Stored data —

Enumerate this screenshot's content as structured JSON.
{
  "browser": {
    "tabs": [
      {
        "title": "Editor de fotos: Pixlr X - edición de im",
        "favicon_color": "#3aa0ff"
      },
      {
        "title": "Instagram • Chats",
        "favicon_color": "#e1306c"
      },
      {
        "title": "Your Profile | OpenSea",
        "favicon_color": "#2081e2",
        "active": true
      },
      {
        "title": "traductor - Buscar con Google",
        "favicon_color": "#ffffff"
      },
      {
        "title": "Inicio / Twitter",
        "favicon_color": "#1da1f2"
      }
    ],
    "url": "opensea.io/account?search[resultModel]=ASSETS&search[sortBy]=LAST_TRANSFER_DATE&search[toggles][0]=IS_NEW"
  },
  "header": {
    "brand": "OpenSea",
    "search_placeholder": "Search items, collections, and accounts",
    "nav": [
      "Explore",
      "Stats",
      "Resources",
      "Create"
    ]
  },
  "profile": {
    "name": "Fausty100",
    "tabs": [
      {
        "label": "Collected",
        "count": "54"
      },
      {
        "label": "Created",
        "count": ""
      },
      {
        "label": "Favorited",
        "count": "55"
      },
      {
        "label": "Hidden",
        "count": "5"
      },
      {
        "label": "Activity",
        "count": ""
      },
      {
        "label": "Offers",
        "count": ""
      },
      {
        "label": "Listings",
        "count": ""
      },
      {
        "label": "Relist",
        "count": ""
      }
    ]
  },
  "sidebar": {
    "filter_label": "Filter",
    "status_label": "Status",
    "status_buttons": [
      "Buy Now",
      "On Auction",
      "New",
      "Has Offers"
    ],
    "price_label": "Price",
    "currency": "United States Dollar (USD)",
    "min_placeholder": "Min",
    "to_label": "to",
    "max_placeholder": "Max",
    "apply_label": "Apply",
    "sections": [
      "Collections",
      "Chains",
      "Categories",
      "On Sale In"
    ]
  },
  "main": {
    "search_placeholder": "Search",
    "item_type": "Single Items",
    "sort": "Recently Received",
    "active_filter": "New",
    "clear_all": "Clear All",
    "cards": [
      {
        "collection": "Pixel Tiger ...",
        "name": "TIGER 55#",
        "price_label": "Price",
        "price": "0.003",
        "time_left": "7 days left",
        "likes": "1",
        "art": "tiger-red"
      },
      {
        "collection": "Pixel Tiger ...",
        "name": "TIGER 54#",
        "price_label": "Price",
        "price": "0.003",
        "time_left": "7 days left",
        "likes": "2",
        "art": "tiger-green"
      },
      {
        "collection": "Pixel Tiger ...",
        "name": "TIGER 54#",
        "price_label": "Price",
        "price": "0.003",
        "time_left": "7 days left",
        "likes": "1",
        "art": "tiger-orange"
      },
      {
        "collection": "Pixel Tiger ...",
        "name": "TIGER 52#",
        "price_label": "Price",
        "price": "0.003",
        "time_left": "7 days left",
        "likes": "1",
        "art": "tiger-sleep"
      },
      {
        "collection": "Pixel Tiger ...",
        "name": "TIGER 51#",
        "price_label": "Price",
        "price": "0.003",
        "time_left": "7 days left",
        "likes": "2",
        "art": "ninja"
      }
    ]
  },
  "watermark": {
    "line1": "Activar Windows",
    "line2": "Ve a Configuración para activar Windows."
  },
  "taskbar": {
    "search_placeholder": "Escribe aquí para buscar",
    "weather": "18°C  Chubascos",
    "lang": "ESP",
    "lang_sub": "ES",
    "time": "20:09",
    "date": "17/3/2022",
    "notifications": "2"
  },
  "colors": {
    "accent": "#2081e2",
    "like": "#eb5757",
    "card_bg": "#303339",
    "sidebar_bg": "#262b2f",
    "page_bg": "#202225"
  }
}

What is needed — Reproduce the entries above exactly.

Written response —
Enumerate this screenshot's content as structured JSON.
{
  "browser": {
    "tabs": [
      {
        "title": "Editor de fotos: Pixlr X - edición de im",
        "favicon_color": "#3aa0ff"
      },
      {
        "title": "Instagram • Chats",
        "favicon_color": "#e1306c"
      },
      {
        "title": "Your Profile | OpenSea",
        "favicon_color": "#2081e2",
        "active": true
      },
      {
        "title": "traductor - Buscar con Google",
        "favicon_color": "#ffffff"
      },
      {
        "title": "Inicio / Twitter",
        "favicon_color": "#1da1f2"
      }
    ],
    "url": "opensea.io/account?search[resultModel]=ASSETS&search[sortBy]=LAST_TRANSFER_DATE&search[toggles][0]=IS_NEW"
  },
  "header": {
    "brand": "OpenSea",
    "search_placeholder": "Search items, collections, and accounts",
    "nav": [
      "Explore",
      "Stats",
      "Resources",
      "Create"
    ]
  },
  "profile": {
    "name": "Fausty100",
    "tabs": [
      {
        "label": "Collected",
        "count": "54"
      },
      {
        "label": "Created",
        "count": ""
      },
      {
        "label": "Favorited",
        "count": "55"
      },
      {
        "label": "Hidden",
        "count": "5"
      },
      {
        "label": "Activity",
        "count": ""
      },
      {
        "label": "Offers",
        "count": ""
      },
      {
        "label": "Listings",
        "count": ""
      },
      {
        "label": "Relist",
        "count": ""
      }
    ]
  },
  "sidebar": {
    "filter_label": "Filter",
    "status_label": "Status",
    "status_buttons": [
      "Buy Now",
      "On Auction",
      "New",
      "Has Offers"
    ],
    "price_label": "Price",
    "currency": "United States Dollar (USD)",
    "min_placeholder": "Min",
    "to_label": "to",
    "max_placeholder": "Max",
    "apply_label": "Apply",
    "sections": [
      "Collections",
      "Chains",
      "Categories",
      "On Sale In"
    ]
  },
  "main": {
    "search_placeholder": "Search",
    "item_type": "Single Items",
    "sort": "Recently Received",
    "active_filter": "New",
    "clear_all": "Clear All",
    "cards": [
      {
        "collection": "Pixel Tiger ...",
        "name": "TIGER 55#",
        "price_label": "Price",
        "price": "0.003",
        "time_left": "7 days left",
        "likes": "1",
        "art": "tiger-red"
      },
      {
        "collection": "Pixel Tiger ...",
        "name": "TIGER 54#",
        "price_label": "Price",
        "price": "0.003",
        "time_left": "7 days left",
        "likes": "2",
        "art": "tiger-green"
      },
      {
        "collection": "Pixel Tiger ...",
        "name": "TIGER 54#",
        "price_label": "Price",
        "price": "0.003",
        "time_left": "7 days left",
        "likes": "1",
        "art": "tiger-orange"
      },
      {
        "collection": "Pixel Tiger ...",
        "name": "TIGER 52#",
        "price_label": "Price",
        "price": "0.003",
        "time_left": "7 days left",
        "likes": "1",
        "art": "tiger-sleep"
      },
      {
        "collection": "Pixel Tiger ...",
        "name": "TIGER 51#",
        "price_label": "Price",
        "price": "0.003",
        "time_left": "7 days left",
        "likes": "2",
        "art": "ninja"
      }
    ]
  },
  "watermark": {
    "line1": "Activar Windows",
    "line2": "Ve a Configuración para activar Windows."
  },
  "taskbar": {
    "search_placeholder": "Escribe aquí para buscar",
    "weather": "18°C  Chubascos",
    "lang": "ESP",
    "lang_sub": "ES",
    "time": "20:09",
    "date": "17/3/2022",
    "notifications": "2"
  },
  "colors": {
    "accent": "#2081e2",
    "like": "#eb5757",
    "card_bg": "#303339",
    "sidebar_bg": "#262b2f",
    "page_bg": "#202225"
  }
}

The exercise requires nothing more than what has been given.